* WORK TO COMPLETE *
Filter for the word "variable" and keep each matching line.

* EXTRACTED RECORDS *
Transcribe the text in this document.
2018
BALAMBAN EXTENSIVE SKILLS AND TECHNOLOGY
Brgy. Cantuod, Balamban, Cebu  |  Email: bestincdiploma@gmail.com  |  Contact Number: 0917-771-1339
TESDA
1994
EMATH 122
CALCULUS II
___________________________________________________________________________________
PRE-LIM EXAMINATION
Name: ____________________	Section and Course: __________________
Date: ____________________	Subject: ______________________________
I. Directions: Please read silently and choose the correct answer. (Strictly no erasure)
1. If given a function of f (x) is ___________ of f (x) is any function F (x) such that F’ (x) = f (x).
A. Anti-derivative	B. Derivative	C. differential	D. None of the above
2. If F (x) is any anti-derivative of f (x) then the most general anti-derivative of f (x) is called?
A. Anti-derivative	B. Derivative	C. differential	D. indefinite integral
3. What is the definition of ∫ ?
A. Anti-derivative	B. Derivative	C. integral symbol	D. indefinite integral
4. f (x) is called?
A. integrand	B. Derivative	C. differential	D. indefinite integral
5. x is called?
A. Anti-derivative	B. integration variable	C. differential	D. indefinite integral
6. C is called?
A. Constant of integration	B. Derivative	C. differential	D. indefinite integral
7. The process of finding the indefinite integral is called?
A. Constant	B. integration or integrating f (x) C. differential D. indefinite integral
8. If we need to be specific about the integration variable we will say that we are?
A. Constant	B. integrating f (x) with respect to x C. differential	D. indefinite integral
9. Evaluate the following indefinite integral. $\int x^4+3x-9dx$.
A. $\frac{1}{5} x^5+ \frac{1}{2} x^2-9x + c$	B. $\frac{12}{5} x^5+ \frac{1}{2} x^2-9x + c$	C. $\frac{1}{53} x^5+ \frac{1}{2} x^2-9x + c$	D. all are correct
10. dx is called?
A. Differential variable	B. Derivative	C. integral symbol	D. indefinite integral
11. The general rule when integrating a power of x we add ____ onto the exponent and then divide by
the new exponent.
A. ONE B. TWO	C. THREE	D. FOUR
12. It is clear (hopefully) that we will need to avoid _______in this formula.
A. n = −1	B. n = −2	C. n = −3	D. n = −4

* TASK SOLUTION *
A. Anti-derivative	B. integration variable	C. differential	D. indefinite integral
8. If we need to be specific about the integration variable we will say that we are?
A. Differential variable	B. Derivative	C. integral symbol	D. indefinite integral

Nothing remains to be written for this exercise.